What this task involves:
Answer with nothing except the number of lines that contain the word "JSON".

--- start of Records for the exercise ---

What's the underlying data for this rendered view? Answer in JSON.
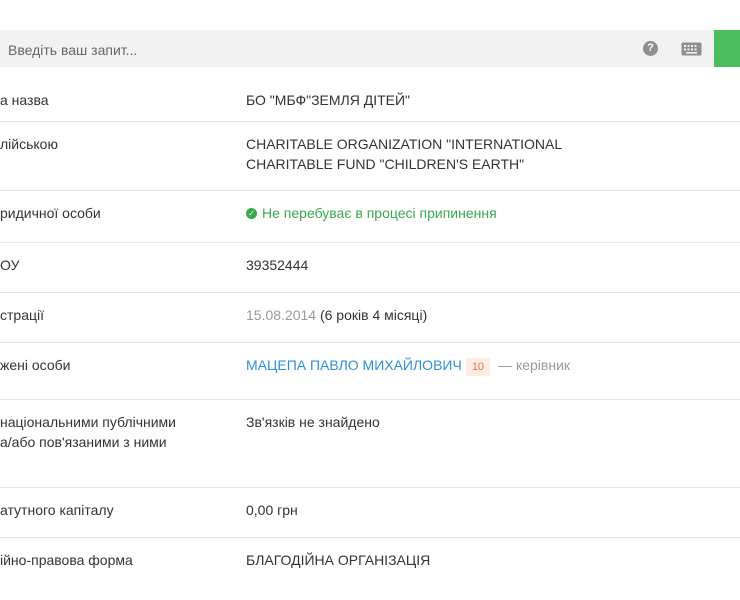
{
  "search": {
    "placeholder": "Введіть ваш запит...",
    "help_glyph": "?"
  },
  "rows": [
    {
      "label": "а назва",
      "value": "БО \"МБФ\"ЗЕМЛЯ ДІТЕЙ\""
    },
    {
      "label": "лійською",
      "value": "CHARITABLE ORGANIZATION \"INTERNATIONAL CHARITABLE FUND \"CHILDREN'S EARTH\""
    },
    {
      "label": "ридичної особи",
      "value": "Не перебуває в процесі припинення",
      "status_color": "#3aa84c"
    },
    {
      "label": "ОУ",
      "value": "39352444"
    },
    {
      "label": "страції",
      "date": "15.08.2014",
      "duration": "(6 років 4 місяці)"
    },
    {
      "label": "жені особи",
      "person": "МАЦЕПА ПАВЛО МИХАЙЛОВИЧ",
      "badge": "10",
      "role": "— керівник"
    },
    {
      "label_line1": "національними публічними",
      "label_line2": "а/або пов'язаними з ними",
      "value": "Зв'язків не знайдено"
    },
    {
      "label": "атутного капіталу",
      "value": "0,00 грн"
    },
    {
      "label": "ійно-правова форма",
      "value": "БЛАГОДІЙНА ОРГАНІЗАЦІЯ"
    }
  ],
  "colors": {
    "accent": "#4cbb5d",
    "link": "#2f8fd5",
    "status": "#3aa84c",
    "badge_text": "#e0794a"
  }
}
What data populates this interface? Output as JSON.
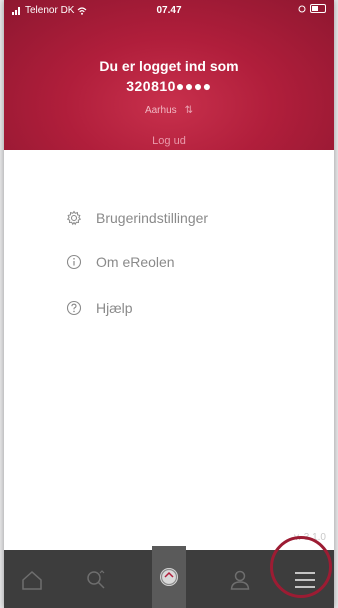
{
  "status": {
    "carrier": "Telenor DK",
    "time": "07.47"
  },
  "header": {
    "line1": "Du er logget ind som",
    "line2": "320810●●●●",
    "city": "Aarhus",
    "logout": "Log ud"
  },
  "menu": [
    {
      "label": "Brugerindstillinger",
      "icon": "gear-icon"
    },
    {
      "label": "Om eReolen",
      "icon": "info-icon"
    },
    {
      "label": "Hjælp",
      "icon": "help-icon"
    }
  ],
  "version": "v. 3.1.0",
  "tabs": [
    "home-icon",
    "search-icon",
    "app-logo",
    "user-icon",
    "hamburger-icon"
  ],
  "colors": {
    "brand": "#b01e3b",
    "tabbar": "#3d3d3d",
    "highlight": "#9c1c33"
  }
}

--- end of Records for the exercise ---

Correct result:
2